━━━ Raw data

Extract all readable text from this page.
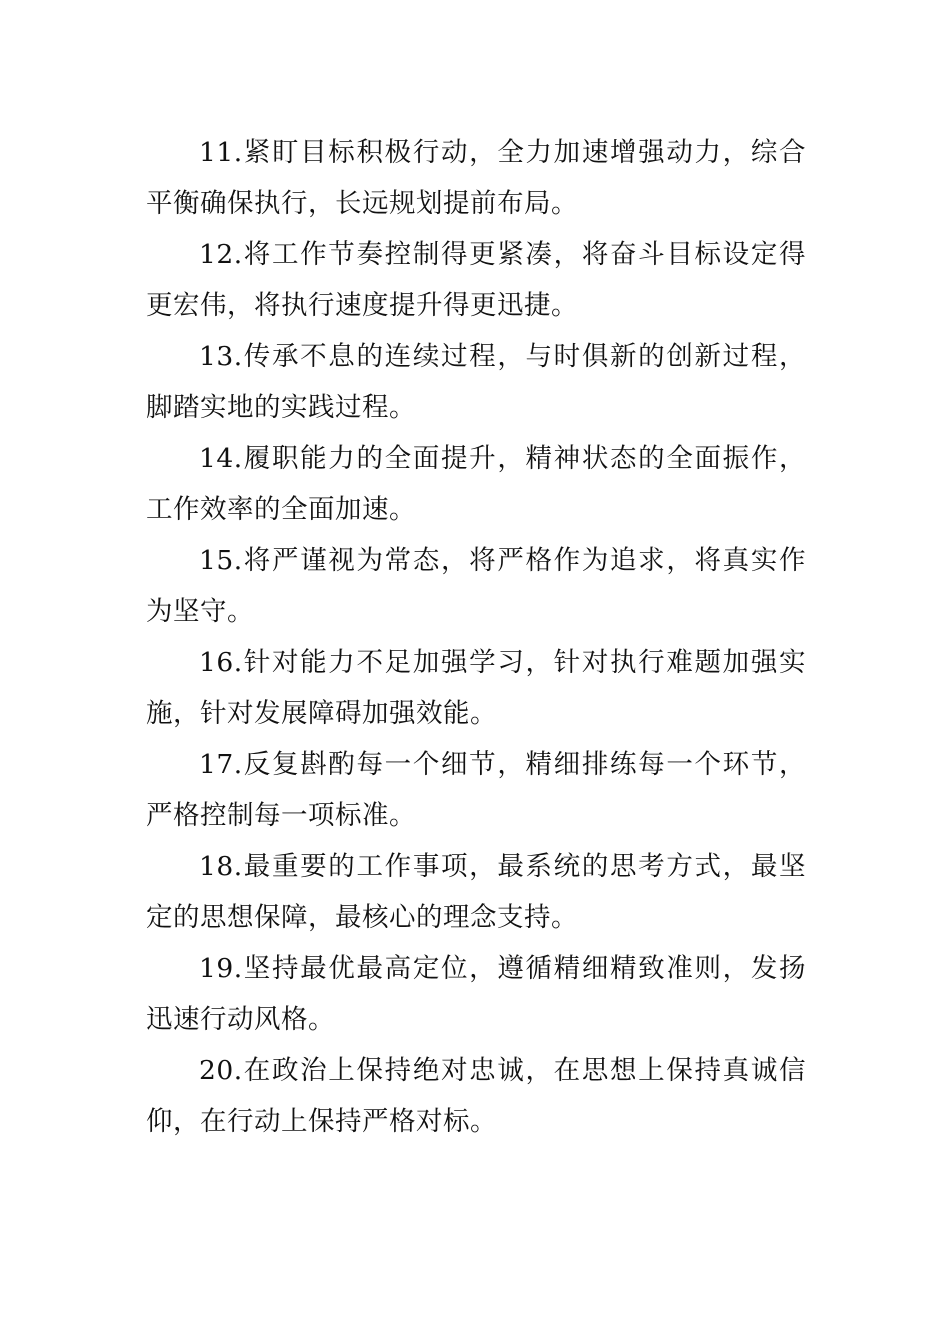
11.紧盯目标积极行动，全力加速增强动力，综合平衡确保执行，长远规划提前布局。

12.将工作节奏控制得更紧凑，将奋斗目标设定得更宏伟，将执行速度提升得更迅捷。

13.传承不息的连续过程，与时俱新的创新过程，脚踏实地的实践过程。

14.履职能力的全面提升，精神状态的全面振作，工作效率的全面加速。

15.将严谨视为常态，将严格作为追求，将真实作为坚守。

16.针对能力不足加强学习，针对执行难题加强实施，针对发展障碍加强效能。

17.反复斟酌每一个细节，精细排练每一个环节，严格控制每一项标准。

18.最重要的工作事项，最系统的思考方式，最坚定的思想保障，最核心的理念支持。

19.坚持最优最高定位，遵循精细精致准则，发扬迅速行动风格。

20.在政治上保持绝对忠诚，在思想上保持真诚信仰，在行动上保持严格对标。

━━━━━━

§ **Your objective**
Leave the pictures out and reproduce each record exactly as written.

§ **Correct answer**
Extract all readable text from this page.
11.紧盯目标积极行动，全力加速增强动力，综合平衡确保执行，长远规划提前布局。

12.将工作节奏控制得更紧凑，将奋斗目标设定得更宏伟，将执行速度提升得更迅捷。

13.传承不息的连续过程，与时俱新的创新过程，脚踏实地的实践过程。

14.履职能力的全面提升，精神状态的全面振作，工作效率的全面加速。

15.将严谨视为常态，将严格作为追求，将真实作为坚守。

16.针对能力不足加强学习，针对执行难题加强实施，针对发展障碍加强效能。

17.反复斟酌每一个细节，精细排练每一个环节，严格控制每一项标准。

18.最重要的工作事项，最系统的思考方式，最坚定的思想保障，最核心的理念支持。

19.坚持最优最高定位，遵循精细精致准则，发扬迅速行动风格。

20.在政治上保持绝对忠诚，在思想上保持真诚信仰，在行动上保持严格对标。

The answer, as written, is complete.